## START
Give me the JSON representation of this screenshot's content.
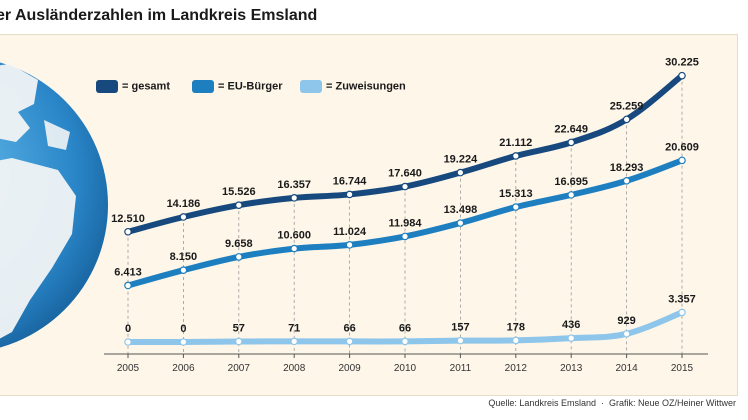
{
  "header": {
    "title": "er Ausländerzahlen im Landkreis Emsland"
  },
  "chart_data": {
    "type": "line",
    "title": "Ausländerzahlen im Landkreis Emsland",
    "categories": [
      "2005",
      "2006",
      "2007",
      "2008",
      "2009",
      "2010",
      "2011",
      "2012",
      "2013",
      "2014",
      "2015"
    ],
    "series": [
      {
        "name": "gesamt",
        "legend_label": "= gesamt",
        "color": "#17497e",
        "values": [
          12510,
          14186,
          15526,
          16357,
          16744,
          17640,
          19224,
          21112,
          22649,
          25259,
          30225
        ],
        "labels": [
          "12.510",
          "14.186",
          "15.526",
          "16.357",
          "16.744",
          "17.640",
          "19.224",
          "21.112",
          "22.649",
          "25.259",
          "30.225"
        ]
      },
      {
        "name": "EU-Bürger",
        "legend_label": "= EU-Bürger",
        "color": "#1e7fc0",
        "values": [
          6413,
          8150,
          9658,
          10600,
          11024,
          11984,
          13498,
          15313,
          16695,
          18293,
          20609
        ],
        "labels": [
          "6.413",
          "8.150",
          "9.658",
          "10.600",
          "11.024",
          "11.984",
          "13.498",
          "15.313",
          "16.695",
          "18.293",
          "20.609"
        ]
      },
      {
        "name": "Zuweisungen",
        "legend_label": "= Zuweisungen",
        "color": "#8ec5ea",
        "values": [
          0,
          0,
          57,
          71,
          66,
          66,
          157,
          178,
          436,
          929,
          3357
        ],
        "labels": [
          "0",
          "0",
          "57",
          "71",
          "66",
          "66",
          "157",
          "178",
          "436",
          "929",
          "3.357"
        ]
      }
    ],
    "ylim": [
      0,
      32000
    ]
  },
  "footer": {
    "source": "Quelle: Landkreis Emsland",
    "separator": "·",
    "credit": "Grafik: Neue OZ/Heiner Wittwer"
  }
}
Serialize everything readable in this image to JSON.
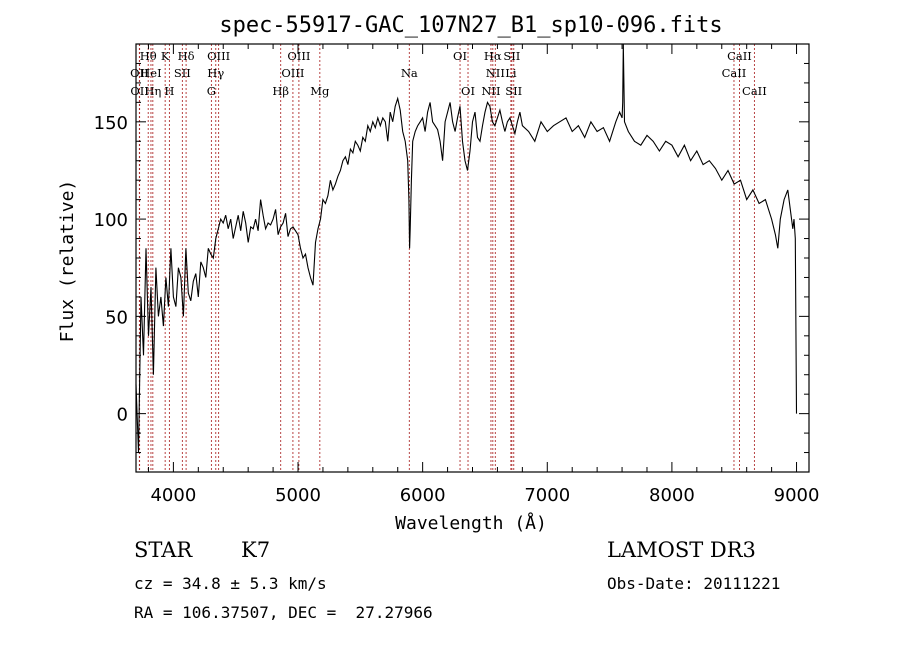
## END
Go through the listing above and pull out each line containing the word "color".

        "color": "#17497e",
        "color": "#1e7fc0",
        "color": "#8ec5ea",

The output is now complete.